▸ **Exercise brief**
Give the entries back exactly, dropping each image.

==========

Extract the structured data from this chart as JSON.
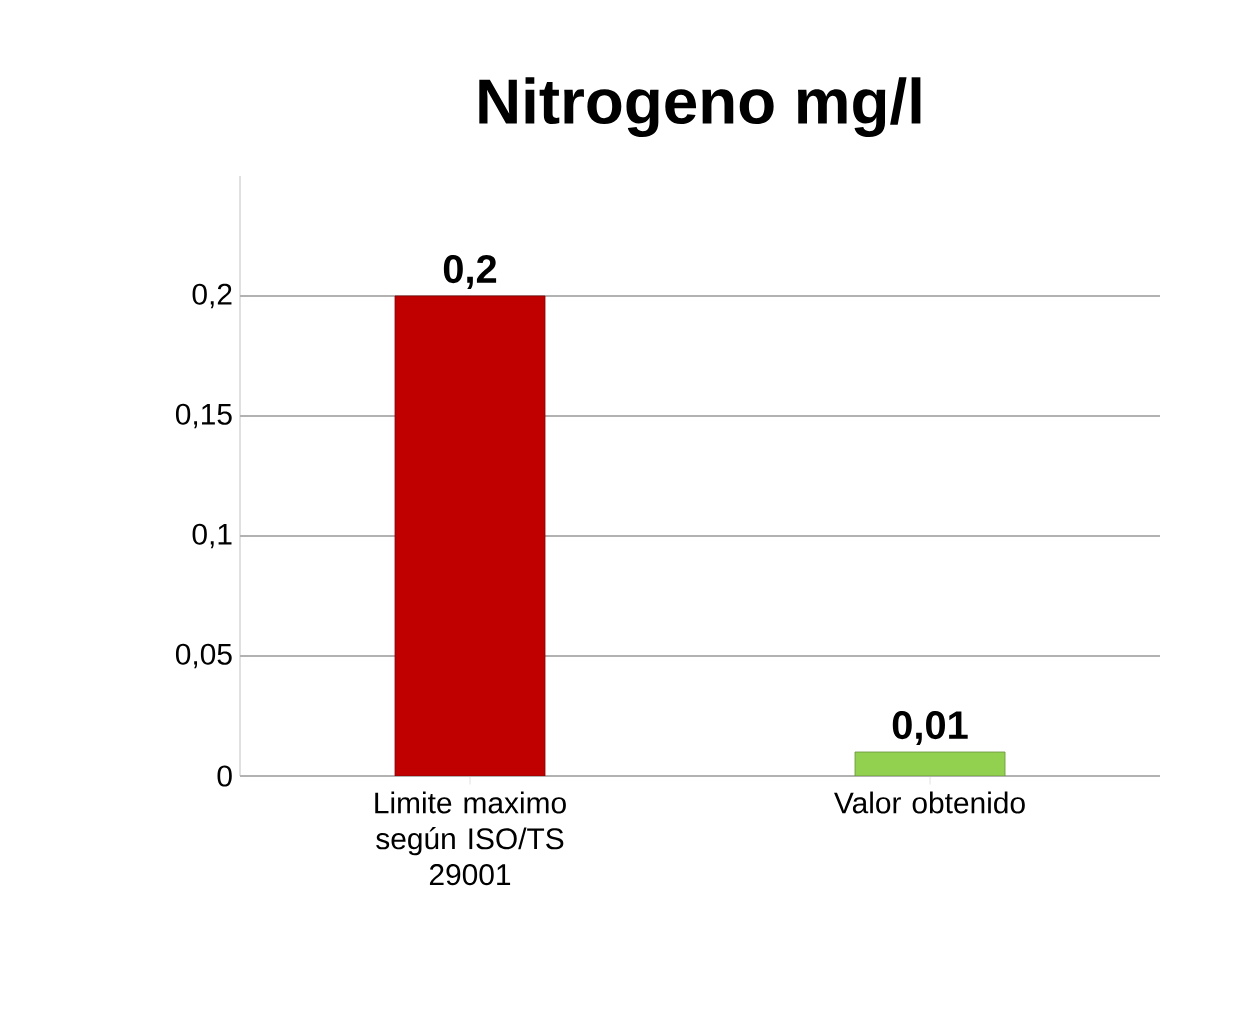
{
  "chart_data": {
    "type": "bar",
    "title": "Nitrogeno mg/l",
    "categories": [
      "Limite maximo según ISO/TS 29001",
      "Valor obtenido"
    ],
    "values": [
      0.2,
      0.01
    ],
    "colors": [
      "#c00000",
      "#92d050"
    ],
    "value_labels": [
      "0,2",
      "0,01"
    ],
    "ylim": [
      0,
      0.25
    ],
    "yticks": [
      {
        "value": 0,
        "label": "0"
      },
      {
        "value": 0.05,
        "label": "0,05"
      },
      {
        "value": 0.1,
        "label": "0,1"
      },
      {
        "value": 0.15,
        "label": "0,15"
      },
      {
        "value": 0.2,
        "label": "0,2"
      }
    ],
    "grid": "y"
  }
}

==========

▸ **Full response**
Extract the structured data from this chart as JSON.
{
  "chart_data": {
    "type": "bar",
    "title": "Nitrogeno mg/l",
    "categories": [
      "Limite maximo según ISO/TS 29001",
      "Valor obtenido"
    ],
    "values": [
      0.2,
      0.01
    ],
    "colors": [
      "#c00000",
      "#92d050"
    ],
    "value_labels": [
      "0,2",
      "0,01"
    ],
    "ylim": [
      0,
      0.25
    ],
    "yticks": [
      {
        "value": 0,
        "label": "0"
      },
      {
        "value": 0.05,
        "label": "0,05"
      },
      {
        "value": 0.1,
        "label": "0,1"
      },
      {
        "value": 0.15,
        "label": "0,15"
      },
      {
        "value": 0.2,
        "label": "0,2"
      }
    ],
    "grid": "y"
  }
}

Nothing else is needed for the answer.